→ EXERCISE DIRECTIONS
Pull every line with the word "цилиндр" out of the entries below.

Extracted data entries
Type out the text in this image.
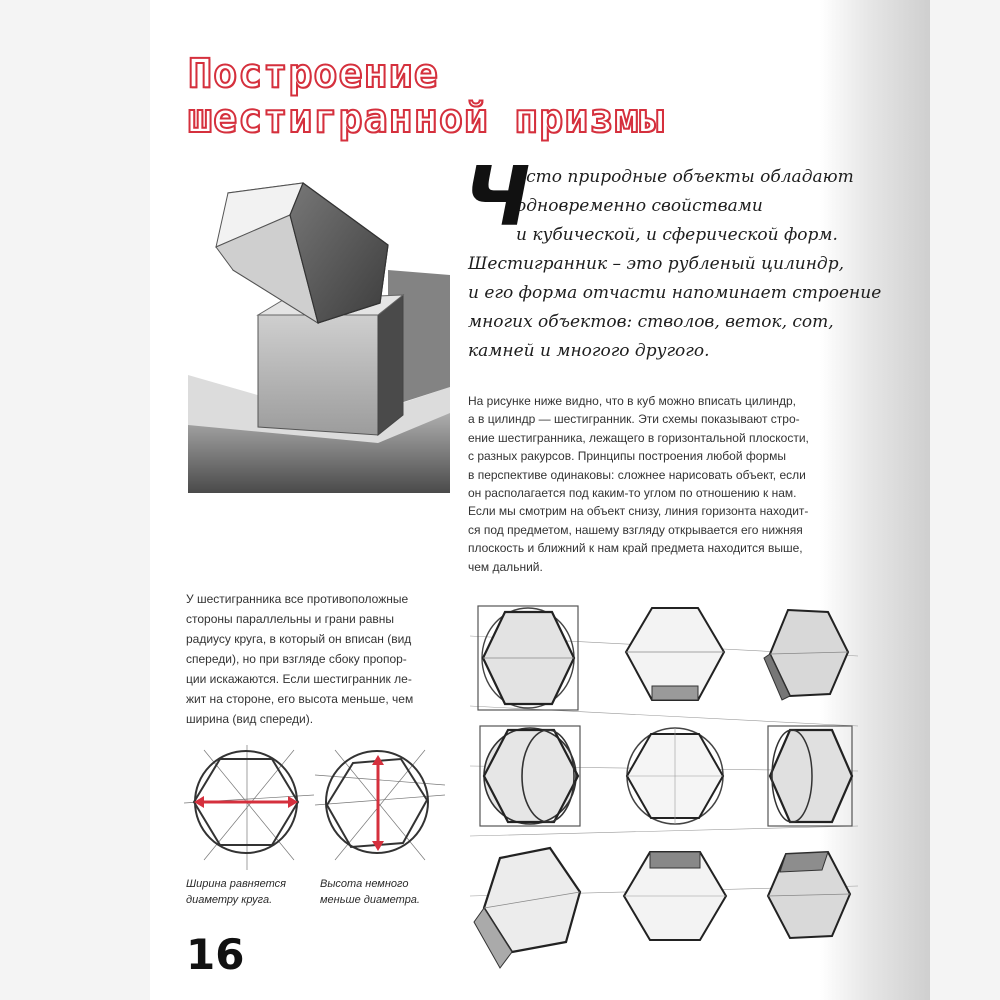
Построение
шестигранной призмы
Ч
асто природные объекты обладают
одновременно свойствами
и кубической, и сферической форм.
Шестигранник – это рубленый цилиндр,
и его форма отчасти напоминает строение
многих объектов: стволов, веток, сот,
камней и многого другого.
На рисунке ниже видно, что в куб можно вписать цилиндр,
а в цилиндр — шестигранник. Эти схемы показывают стро-
ение шестигранника, лежащего в горизонтальной плоскости,
с разных ракурсов. Принципы построения любой формы
в перспективе одинаковы: сложнее нарисовать объект, если
он располагается под каким-то углом по отношению к нам.
Если мы смотрим на объект снизу, линия горизонта находит-
ся под предметом, нашему взгляду открывается его нижняя
плоскость и ближний к нам край предмета находится выше,
чем дальний.
У шестигранника все противоположные
стороны параллельны и грани равны
радиусу круга, в который он вписан (вид
спереди), но при взгляде сбоку пропор-
ции искажаются. Если шестигранник ле-
жит на стороне, его высота меньше, чем
ширина (вид спереди).
Ширина равняется
диаметру круга.
Высота немного
меньше диаметра.
16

→ WRITTEN REPLY
Шестигранник – это рубленый цилиндр,
На рисунке ниже видно, что в куб можно вписать цилиндр,
а в цилиндр — шестигранник. Эти схемы показывают стро-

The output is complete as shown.